PROBLEM DETAILS
Copy out every line containing the word "Crafters".

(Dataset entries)
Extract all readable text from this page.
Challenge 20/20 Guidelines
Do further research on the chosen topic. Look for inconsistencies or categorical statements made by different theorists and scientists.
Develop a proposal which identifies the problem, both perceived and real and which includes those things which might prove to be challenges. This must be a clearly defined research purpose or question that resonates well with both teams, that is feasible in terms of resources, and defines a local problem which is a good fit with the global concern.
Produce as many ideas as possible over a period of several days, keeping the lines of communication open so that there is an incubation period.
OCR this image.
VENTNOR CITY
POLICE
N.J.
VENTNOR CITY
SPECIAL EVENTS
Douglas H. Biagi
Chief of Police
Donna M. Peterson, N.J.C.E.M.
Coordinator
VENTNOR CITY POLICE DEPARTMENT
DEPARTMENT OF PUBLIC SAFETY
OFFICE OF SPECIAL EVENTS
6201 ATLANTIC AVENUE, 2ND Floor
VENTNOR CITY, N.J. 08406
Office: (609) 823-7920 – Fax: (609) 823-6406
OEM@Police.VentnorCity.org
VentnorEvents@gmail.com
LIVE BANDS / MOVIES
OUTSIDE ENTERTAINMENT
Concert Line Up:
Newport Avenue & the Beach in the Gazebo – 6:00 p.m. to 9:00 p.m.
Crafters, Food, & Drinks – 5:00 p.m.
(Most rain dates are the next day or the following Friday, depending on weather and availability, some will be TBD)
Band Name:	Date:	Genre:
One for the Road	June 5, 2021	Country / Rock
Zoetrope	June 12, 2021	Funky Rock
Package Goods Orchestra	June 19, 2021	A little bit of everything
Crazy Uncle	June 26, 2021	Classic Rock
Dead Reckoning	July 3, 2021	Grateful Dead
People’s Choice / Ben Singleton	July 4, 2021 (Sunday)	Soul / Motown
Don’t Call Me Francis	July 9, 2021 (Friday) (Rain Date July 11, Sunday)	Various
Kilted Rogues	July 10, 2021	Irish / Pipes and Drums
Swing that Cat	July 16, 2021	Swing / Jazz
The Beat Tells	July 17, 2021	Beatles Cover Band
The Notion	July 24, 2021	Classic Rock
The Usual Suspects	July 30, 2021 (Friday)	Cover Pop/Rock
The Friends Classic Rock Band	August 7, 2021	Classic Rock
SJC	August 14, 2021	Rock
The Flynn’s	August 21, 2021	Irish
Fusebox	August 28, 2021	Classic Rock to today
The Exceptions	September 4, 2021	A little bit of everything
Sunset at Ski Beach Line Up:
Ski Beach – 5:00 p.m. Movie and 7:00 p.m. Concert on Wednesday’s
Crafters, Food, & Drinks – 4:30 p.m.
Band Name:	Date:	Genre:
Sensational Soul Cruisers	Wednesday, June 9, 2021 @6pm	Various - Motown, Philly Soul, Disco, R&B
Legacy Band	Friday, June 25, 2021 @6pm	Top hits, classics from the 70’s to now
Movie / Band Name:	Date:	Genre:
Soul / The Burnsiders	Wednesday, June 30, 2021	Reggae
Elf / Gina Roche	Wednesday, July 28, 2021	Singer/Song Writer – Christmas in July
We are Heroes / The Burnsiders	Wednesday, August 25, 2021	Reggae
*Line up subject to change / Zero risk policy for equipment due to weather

==

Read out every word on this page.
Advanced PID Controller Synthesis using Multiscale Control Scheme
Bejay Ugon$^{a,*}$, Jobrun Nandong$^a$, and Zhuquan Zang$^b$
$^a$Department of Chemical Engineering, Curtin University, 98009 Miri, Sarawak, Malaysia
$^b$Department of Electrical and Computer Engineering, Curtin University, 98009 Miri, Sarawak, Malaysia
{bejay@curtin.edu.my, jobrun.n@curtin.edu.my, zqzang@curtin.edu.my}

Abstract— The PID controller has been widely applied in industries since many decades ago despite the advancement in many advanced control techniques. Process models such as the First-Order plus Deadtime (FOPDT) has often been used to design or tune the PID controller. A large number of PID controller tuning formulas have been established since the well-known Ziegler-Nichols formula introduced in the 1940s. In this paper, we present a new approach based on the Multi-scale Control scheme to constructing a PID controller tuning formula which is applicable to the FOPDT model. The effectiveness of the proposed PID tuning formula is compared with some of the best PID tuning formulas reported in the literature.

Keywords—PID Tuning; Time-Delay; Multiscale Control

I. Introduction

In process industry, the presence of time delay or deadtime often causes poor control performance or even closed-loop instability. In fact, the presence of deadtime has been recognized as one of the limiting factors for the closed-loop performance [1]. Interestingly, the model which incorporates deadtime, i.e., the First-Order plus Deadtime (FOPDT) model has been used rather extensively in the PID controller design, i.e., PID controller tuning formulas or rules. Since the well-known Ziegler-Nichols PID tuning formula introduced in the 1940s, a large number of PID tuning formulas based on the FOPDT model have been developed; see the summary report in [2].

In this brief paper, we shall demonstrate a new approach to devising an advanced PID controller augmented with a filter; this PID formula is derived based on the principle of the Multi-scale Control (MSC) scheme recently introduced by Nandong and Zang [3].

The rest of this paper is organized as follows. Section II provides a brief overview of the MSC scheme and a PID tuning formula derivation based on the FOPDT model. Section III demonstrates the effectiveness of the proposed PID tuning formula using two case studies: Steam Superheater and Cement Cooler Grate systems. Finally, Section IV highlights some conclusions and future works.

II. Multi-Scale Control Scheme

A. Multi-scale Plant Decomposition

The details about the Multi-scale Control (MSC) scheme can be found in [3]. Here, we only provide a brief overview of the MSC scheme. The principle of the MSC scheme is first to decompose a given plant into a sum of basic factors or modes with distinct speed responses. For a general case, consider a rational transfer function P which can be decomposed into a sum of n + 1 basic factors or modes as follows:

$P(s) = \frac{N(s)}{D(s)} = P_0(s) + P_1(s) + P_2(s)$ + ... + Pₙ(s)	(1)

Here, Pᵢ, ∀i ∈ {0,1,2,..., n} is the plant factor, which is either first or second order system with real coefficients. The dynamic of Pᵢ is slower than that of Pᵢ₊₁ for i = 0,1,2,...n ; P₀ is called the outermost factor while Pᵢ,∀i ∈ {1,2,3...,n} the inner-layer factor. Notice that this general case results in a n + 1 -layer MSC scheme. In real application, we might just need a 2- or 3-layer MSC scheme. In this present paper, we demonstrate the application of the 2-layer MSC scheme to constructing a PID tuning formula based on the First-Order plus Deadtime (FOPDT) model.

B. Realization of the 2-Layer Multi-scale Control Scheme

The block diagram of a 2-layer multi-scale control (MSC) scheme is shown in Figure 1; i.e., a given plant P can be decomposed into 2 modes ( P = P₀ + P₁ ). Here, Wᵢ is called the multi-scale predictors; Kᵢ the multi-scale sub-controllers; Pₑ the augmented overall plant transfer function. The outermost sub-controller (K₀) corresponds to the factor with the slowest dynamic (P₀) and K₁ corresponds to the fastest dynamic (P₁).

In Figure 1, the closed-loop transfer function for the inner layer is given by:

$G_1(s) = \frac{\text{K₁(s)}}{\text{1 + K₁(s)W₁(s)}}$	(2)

ANSWER BELOW
Crafters, Food, & Drinks – 5:00 p.m.
Crafters, Food, & Drinks – 4:30 p.m.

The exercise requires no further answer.